*SHORT TASK*: Copy out all the data, word for word.

*RECORDS FOR THE TASK*:
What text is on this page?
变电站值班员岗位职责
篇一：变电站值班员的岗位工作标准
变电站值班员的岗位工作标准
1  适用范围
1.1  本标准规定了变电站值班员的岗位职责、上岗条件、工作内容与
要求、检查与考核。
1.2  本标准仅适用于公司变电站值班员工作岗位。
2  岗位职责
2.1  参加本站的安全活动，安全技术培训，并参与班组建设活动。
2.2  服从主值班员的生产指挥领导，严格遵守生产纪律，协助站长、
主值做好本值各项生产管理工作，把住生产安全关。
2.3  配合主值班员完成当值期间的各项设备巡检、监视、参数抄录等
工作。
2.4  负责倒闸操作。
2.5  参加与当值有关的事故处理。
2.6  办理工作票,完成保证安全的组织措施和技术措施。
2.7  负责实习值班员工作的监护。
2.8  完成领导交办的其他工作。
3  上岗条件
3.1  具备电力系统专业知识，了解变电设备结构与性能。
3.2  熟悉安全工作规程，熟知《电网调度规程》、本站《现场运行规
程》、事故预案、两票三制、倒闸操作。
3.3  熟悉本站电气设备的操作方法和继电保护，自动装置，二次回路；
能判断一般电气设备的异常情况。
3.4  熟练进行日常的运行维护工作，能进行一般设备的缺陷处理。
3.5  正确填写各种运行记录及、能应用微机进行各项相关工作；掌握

*EXERCISE RESULT*:
What text is on this page?
变电站值班员岗位职责
篇一：变电站值班员的岗位工作标准
变电站值班员的岗位工作标准
1  适用范围
1.1  本标准规定了变电站值班员的岗位职责、上岗条件、工作内容与
要求、检查与考核。
1.2  本标准仅适用于公司变电站值班员工作岗位。
2  岗位职责
2.1  参加本站的安全活动，安全技术培训，并参与班组建设活动。
2.2  服从主值班员的生产指挥领导，严格遵守生产纪律，协助站长、
主值做好本值各项生产管理工作，把住生产安全关。
2.3  配合主值班员完成当值期间的各项设备巡检、监视、参数抄录等
工作。
2.4  负责倒闸操作。
2.5  参加与当值有关的事故处理。
2.6  办理工作票,完成保证安全的组织措施和技术措施。
2.7  负责实习值班员工作的监护。
2.8  完成领导交办的其他工作。
3  上岗条件
3.1  具备电力系统专业知识，了解变电设备结构与性能。
3.2  熟悉安全工作规程，熟知《电网调度规程》、本站《现场运行规
程》、事故预案、两票三制、倒闸操作。
3.3  熟悉本站电气设备的操作方法和继电保护，自动装置，二次回路；
能判断一般电气设备的异常情况。
3.4  熟练进行日常的运行维护工作，能进行一般设备的缺陷处理。
3.5  正确填写各种运行记录及、能应用微机进行各项相关工作；掌握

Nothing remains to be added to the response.